--- begin EXTRACTED DATA ---

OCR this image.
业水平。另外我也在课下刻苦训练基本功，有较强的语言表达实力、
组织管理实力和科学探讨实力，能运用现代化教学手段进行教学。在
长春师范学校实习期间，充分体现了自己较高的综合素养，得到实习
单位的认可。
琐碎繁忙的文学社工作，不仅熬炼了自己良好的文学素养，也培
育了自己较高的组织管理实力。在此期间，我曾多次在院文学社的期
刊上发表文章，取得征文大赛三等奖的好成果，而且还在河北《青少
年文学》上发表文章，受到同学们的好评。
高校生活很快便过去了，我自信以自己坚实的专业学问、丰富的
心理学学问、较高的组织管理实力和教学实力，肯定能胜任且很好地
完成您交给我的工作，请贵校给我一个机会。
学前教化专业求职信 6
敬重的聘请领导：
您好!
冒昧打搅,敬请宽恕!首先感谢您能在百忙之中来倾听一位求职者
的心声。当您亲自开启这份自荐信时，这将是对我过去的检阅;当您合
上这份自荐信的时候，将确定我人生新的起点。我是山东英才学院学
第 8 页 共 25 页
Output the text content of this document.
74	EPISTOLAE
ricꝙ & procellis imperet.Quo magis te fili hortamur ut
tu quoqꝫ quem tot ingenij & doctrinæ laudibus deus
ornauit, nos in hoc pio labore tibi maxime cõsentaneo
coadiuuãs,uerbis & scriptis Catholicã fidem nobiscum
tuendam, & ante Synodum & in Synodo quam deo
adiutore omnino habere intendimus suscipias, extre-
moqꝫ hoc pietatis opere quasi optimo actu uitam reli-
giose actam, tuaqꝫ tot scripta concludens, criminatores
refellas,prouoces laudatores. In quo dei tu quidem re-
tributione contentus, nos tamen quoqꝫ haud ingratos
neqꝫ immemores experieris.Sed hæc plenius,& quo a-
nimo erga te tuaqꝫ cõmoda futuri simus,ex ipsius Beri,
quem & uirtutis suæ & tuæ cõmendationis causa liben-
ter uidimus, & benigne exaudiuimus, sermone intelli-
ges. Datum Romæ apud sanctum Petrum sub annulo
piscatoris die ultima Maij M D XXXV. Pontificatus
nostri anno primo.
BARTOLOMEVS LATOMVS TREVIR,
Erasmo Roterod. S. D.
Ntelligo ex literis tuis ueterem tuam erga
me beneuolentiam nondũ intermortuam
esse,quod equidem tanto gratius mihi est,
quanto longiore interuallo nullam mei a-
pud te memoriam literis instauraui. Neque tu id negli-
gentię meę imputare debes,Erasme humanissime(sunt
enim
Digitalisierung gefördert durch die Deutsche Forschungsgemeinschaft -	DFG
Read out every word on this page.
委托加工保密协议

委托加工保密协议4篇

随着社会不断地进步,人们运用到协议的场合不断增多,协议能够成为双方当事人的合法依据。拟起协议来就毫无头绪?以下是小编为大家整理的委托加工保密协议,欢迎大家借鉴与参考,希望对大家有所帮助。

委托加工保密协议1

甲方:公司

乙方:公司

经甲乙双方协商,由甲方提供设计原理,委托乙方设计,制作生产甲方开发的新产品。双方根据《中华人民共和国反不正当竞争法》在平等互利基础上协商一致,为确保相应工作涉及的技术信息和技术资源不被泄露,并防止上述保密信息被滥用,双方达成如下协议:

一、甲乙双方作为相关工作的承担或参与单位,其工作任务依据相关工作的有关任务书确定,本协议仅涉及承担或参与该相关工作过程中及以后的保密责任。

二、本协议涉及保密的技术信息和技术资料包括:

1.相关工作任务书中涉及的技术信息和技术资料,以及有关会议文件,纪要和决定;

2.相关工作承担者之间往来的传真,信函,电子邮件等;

--- end EXTRACTED DATA ---

EXERCISE GOAL:
Copy out the material word for word and line for line.

ANSWER TO THE PROBLEM:
OCR this image.
业水平。另外我也在课下刻苦训练基本功，有较强的语言表达实力、
组织管理实力和科学探讨实力，能运用现代化教学手段进行教学。在
长春师范学校实习期间，充分体现了自己较高的综合素养，得到实习
单位的认可。
琐碎繁忙的文学社工作，不仅熬炼了自己良好的文学素养，也培
育了自己较高的组织管理实力。在此期间，我曾多次在院文学社的期
刊上发表文章，取得征文大赛三等奖的好成果，而且还在河北《青少
年文学》上发表文章，受到同学们的好评。
高校生活很快便过去了，我自信以自己坚实的专业学问、丰富的
心理学学问、较高的组织管理实力和教学实力，肯定能胜任且很好地
完成您交给我的工作，请贵校给我一个机会。
学前教化专业求职信 6
敬重的聘请领导：
您好!
冒昧打搅,敬请宽恕!首先感谢您能在百忙之中来倾听一位求职者
的心声。当您亲自开启这份自荐信时，这将是对我过去的检阅;当您合
上这份自荐信的时候，将确定我人生新的起点。我是山东英才学院学
第 8 页 共 25 页
Output the text content of this document.
74	EPISTOLAE
ricꝙ & procellis imperet.Quo magis te fili hortamur ut
tu quoqꝫ quem tot ingenij & doctrinæ laudibus deus
ornauit, nos in hoc pio labore tibi maxime cõsentaneo
coadiuuãs,uerbis & scriptis Catholicã fidem nobiscum
tuendam, & ante Synodum & in Synodo quam deo
adiutore omnino habere intendimus suscipias, extre-
moqꝫ hoc pietatis opere quasi optimo actu uitam reli-
giose actam, tuaqꝫ tot scripta concludens, criminatores
refellas,prouoces laudatores. In quo dei tu quidem re-
tributione contentus, nos tamen quoqꝫ haud ingratos
neqꝫ immemores experieris.Sed hæc plenius,& quo a-
nimo erga te tuaqꝫ cõmoda futuri simus,ex ipsius Beri,
quem & uirtutis suæ & tuæ cõmendationis causa liben-
ter uidimus, & benigne exaudiuimus, sermone intelli-
ges. Datum Romæ apud sanctum Petrum sub annulo
piscatoris die ultima Maij M D XXXV. Pontificatus
nostri anno primo.
BARTOLOMEVS LATOMVS TREVIR,
Erasmo Roterod. S. D.
Ntelligo ex literis tuis ueterem tuam erga
me beneuolentiam nondũ intermortuam
esse,quod equidem tanto gratius mihi est,
quanto longiore interuallo nullam mei a-
pud te memoriam literis instauraui. Neque tu id negli-
gentię meę imputare debes,Erasme humanissime(sunt
enim
Digitalisierung gefördert durch die Deutsche Forschungsgemeinschaft -	DFG
Read out every word on this page.
委托加工保密协议

委托加工保密协议4篇

随着社会不断地进步,人们运用到协议的场合不断增多,协议能够成为双方当事人的合法依据。拟起协议来就毫无头绪?以下是小编为大家整理的委托加工保密协议,欢迎大家借鉴与参考,希望对大家有所帮助。

委托加工保密协议1

甲方:公司

乙方:公司

经甲乙双方协商,由甲方提供设计原理,委托乙方设计,制作生产甲方开发的新产品。双方根据《中华人民共和国反不正当竞争法》在平等互利基础上协商一致,为确保相应工作涉及的技术信息和技术资源不被泄露,并防止上述保密信息被滥用,双方达成如下协议:

一、甲乙双方作为相关工作的承担或参与单位,其工作任务依据相关工作的有关任务书确定,本协议仅涉及承担或参与该相关工作过程中及以后的保密责任。

二、本协议涉及保密的技术信息和技术资料包括:

1.相关工作任务书中涉及的技术信息和技术资料,以及有关会议文件,纪要和决定;

2.相关工作承担者之间往来的传真,信函,电子邮件等;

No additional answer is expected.